Tabare Bordach emtb@adinet.com.uy has sent his information based on documents stored at Railway Museum - Railway Studies Circle of Uruguay (CEFU)

In 1860 a project was launched to build a rail or tram way from Montevideo to Durazno, known as "Ferrocarril a Durazno", but the scheme failed on the grounds that it would interfere with an existing road and because the promoters had no connection with public men of Government.

Other proposals were subsequently mooted, but it was not until 1865 that Mr. Senen Maria Rodriguez obtained permission to build a railway from Montevideo to Durazno via Las Piedras, Canelones and Florida. Largely by reason of the persistence of Senen Rodriguez —a leading Spanishman and a member of a respected Montevideo family - the scheme was brought to fruition, and by a decree dated on October 10, 1866, the "Ferrocarril Central" came into existence.

The route between Montevideo and Durazno crossed a number of rivers and, as the money available did not permit expensive earthworks, the line had to end at Las Piedras.

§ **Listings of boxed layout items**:
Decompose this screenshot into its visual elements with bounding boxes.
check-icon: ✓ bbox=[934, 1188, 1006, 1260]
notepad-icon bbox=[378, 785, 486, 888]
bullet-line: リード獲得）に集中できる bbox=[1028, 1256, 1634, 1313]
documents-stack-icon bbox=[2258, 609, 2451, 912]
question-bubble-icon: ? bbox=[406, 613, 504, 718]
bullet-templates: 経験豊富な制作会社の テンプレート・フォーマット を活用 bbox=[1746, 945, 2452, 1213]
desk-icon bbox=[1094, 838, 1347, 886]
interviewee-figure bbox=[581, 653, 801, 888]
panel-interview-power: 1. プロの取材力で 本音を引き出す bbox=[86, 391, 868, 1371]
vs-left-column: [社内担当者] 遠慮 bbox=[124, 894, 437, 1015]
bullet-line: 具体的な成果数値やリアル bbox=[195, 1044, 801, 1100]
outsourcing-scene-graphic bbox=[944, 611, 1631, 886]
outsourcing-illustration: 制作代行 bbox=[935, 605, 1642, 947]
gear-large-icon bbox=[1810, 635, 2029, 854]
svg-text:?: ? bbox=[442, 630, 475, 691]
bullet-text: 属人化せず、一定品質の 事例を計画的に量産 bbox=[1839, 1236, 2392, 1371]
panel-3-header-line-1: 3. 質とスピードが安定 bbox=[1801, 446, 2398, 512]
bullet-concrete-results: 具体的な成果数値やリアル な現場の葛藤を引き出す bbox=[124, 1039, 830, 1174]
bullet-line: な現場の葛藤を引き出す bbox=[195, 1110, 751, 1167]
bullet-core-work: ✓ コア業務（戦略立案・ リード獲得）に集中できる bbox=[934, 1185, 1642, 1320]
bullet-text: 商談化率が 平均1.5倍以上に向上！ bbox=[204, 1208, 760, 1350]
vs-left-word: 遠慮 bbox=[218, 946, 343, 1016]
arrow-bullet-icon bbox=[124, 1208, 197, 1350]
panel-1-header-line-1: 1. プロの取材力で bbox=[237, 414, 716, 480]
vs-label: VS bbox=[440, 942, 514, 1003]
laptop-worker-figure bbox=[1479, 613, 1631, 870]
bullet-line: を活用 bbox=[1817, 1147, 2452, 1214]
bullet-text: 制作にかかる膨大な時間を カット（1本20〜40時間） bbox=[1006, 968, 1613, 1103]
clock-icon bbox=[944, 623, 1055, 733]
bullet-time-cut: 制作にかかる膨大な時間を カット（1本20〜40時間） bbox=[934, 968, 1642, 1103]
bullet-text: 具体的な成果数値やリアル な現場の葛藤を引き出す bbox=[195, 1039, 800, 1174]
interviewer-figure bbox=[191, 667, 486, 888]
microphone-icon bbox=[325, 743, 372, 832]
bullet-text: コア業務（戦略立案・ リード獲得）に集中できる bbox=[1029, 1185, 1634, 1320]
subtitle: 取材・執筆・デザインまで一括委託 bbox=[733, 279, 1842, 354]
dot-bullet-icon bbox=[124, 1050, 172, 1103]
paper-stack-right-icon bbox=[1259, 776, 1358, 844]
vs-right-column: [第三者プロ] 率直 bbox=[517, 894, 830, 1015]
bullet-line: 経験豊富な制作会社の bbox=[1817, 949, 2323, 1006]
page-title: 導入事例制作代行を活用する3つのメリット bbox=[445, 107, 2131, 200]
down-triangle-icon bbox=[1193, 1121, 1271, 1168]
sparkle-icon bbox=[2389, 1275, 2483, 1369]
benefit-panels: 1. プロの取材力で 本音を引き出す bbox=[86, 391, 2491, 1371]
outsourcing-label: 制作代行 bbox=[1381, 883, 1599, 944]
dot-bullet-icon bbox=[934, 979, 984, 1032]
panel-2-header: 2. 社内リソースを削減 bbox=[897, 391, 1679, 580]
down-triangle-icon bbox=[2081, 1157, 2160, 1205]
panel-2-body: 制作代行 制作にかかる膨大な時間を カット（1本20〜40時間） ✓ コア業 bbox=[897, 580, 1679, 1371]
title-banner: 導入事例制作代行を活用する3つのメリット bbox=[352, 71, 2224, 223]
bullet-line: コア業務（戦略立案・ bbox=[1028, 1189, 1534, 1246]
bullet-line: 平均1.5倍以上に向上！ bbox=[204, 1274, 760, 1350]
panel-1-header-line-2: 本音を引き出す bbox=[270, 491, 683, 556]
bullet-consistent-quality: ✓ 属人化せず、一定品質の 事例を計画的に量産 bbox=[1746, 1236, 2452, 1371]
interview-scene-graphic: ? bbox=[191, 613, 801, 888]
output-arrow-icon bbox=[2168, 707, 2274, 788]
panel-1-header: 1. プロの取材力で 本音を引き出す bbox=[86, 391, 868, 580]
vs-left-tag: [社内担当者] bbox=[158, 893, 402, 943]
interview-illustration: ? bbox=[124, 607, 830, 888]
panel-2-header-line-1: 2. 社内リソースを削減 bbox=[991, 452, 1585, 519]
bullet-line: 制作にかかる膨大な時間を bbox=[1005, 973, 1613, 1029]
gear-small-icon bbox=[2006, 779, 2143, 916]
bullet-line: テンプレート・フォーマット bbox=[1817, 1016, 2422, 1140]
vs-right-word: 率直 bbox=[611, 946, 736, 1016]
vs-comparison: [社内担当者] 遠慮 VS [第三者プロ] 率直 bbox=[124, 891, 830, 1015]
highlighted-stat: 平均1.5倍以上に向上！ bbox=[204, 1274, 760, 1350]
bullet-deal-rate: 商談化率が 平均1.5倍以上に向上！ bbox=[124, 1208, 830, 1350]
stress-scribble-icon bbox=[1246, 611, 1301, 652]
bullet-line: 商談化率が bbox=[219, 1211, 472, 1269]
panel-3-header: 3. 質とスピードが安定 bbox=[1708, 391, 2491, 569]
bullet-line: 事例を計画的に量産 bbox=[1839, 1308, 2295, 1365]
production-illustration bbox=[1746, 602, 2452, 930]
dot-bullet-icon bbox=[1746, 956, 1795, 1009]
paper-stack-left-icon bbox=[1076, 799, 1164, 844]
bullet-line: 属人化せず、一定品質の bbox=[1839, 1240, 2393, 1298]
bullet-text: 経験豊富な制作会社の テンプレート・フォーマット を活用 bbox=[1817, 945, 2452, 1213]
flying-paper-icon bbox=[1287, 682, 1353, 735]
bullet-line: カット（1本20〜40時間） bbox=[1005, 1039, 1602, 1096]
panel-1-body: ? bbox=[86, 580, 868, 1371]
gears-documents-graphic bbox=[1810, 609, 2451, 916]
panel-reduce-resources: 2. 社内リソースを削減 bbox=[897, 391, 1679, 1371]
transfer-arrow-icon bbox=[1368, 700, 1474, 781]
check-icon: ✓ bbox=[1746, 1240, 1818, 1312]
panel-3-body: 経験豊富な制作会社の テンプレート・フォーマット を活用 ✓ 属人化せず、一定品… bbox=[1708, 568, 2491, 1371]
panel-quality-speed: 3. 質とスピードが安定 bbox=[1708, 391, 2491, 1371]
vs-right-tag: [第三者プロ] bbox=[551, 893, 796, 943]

§ **Short exercise A**: Retype the passage of the Uruguayan railway history starting at "In 1860 a project" and ending at "men of Government.".
§ **Short exercise B**: According to the Uruguayan railway history, why did the 1860 "Ferrocarril a Durazno" scheme fail?
§ **Short exercise C**: What comes next in the Uruguayan railway history after its final sentence? Write the continuation.
The listings have no connection to the Uruguayan railway history.

§ **Exercise result A**:
In 1860 a project was launched to build a rail or tram way from Montevideo to Durazno, known as "Ferrocarril a Durazno", but the scheme failed on the grounds that it would interfere with an existing road and because the promoters had no connection with public men of Government.

§ **Exercise result B**: It failed because it would have interfered with an existing road. The promoters also had no connection with public men of Government.

§ **Exercise result C**:
On October 4, 1868, the Directors arranged an inaugural trip. The President of Uruguay, Gral. Lorenzo Batlle, arrived at Bella Vista at eleven on that morning, and shortly afterwards a train consisting of three carriages, drawn by locomotive Nş 1 named "General Flores", left Bella Vista for La Paz River, about 2½ miles before Las Piedras. The line was not completed until the 22nd. of that month, reaching Las Piedras. The Directors decided to open the line formally on January 1, 1869. That morning the train arrived at Las Piedras, and there was a display of fireworks. The first railway in Uruguay was brought into public use on that day.

When completed, the railway consisted of 10 miles 4 furlongs of standard gauge single line. Gradients were not numerous, the sharpest being 1 in 60. There was also two curves, having a radius of 20 chains. Two small bridges were necessary; the arches of which were brick on stone or masonry abutments. In addition, a number of culverts were erected. Stations were built at Bella Vista, Pantanoso (now Colon) and Las Piedras.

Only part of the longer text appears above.